◆ **WRITTEN TASK**: Reproduce the passage of the Elisabetta Bartuli profile below word for word, from "Elisabetta Bartuli researches" to "and Muhammad Zafzaf.".

◆ **TEXT PASSAGE**:
::::::::
Elisabetta Bartuli researches contemporary Arabic literature and trans-cultural dialogue and translates from Arabic to Italian. She is a scout for Arabic Literature at various publishing houses and cultural institutions where she introduces Arab authors. She taught Arabic literature from 2000 to 2020 at Ca’ Foscari University, Venice, and teaches literary translation from Arabic to Italian at Scuola Superiore Mediatori Linguistici,Vicenza. Her translations from Arabic include works by authors such as Elias Khoury, Jabbour Douaihy, Rabee Jaber, Habib Selmi, and Muhammad Zafzaf.
Elisabetta Bartuli
Elisabetta Bartuli is an Italian academic specialized in contemporary Arabic literature as well as a prolific literary translator and editor. For her selections for LEILA, she says went back over modern classics that had been overlooked, ones that had “surprised me, and taught me something. I started with the books that had been windows onto the Arab world. Then I moved towards more contemporary books, and ones that make sense for the Italian market.”
She tries to avoid suggesting books that reinforce western stereotypes about the Arab world and focuses on literature “that allows you to enter cultural universes that are different from your own; that make you work on your collective imaginary. The surprise brought about by what’s unfamiliar creates wonderment and is important.”
::::::::
◆ **EXCERPTED DATA**:
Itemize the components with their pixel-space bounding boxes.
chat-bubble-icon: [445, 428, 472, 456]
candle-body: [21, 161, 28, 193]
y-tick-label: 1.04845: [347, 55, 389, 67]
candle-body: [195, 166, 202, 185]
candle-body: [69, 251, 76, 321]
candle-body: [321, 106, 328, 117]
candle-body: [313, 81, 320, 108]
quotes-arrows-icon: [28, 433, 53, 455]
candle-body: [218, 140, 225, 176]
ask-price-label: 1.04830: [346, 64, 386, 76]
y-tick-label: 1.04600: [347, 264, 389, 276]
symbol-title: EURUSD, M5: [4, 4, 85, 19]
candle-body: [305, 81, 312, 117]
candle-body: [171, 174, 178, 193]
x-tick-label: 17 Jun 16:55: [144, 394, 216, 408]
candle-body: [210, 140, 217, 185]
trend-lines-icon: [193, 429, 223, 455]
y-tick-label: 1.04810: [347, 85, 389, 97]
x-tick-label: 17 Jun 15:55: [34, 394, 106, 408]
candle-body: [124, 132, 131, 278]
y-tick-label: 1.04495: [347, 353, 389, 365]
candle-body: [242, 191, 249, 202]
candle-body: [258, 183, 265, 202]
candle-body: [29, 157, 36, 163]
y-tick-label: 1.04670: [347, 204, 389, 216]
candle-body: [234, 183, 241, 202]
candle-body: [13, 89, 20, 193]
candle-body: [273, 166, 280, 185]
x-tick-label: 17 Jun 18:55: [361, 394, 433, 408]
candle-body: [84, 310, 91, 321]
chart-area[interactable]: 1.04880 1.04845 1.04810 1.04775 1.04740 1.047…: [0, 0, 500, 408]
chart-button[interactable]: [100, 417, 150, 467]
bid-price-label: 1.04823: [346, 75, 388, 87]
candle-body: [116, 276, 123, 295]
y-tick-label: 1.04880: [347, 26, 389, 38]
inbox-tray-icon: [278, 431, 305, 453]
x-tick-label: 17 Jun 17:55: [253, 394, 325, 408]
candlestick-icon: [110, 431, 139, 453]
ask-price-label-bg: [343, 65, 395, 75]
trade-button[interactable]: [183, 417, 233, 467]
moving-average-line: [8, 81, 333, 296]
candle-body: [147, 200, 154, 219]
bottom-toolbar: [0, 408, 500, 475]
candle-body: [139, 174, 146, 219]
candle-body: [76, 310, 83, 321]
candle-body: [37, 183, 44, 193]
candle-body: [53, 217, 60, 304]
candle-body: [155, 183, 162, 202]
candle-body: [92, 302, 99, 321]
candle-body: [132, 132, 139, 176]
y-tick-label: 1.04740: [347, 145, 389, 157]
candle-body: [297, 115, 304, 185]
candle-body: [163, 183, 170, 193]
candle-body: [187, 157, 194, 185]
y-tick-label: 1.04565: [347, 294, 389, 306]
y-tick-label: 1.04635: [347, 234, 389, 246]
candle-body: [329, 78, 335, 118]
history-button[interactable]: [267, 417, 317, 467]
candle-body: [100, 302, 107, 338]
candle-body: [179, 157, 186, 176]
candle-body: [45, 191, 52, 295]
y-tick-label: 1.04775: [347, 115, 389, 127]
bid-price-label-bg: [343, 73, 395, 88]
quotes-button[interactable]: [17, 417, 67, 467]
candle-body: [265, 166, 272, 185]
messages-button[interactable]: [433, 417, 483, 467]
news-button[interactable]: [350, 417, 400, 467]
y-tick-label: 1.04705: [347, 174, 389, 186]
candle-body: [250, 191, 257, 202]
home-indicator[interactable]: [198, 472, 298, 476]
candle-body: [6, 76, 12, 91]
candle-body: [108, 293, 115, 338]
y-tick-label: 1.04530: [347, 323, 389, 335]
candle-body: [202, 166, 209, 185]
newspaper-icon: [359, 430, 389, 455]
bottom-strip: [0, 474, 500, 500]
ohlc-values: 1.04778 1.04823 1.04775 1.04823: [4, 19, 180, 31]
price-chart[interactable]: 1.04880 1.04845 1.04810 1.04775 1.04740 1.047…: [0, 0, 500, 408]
::::::::
◆ **OUTPUT**:
Elisabetta Bartuli researches contemporary Arabic literature and trans-cultural dialogue and translates from Arabic to Italian. She is a scout for Arabic Literature at various publishing houses and cultural institutions where she introduces Arab authors. She taught Arabic literature from 2000 to 2020 at Ca’ Foscari University, Venice, and teaches literary translation from Arabic to Italian at Scuola Superiore Mediatori Linguistici,Vicenza. Her translations from Arabic include works by authors such as Elias Khoury, Jabbour Douaihy, Rabee Jaber, Habib Selmi, and Muhammad Zafzaf.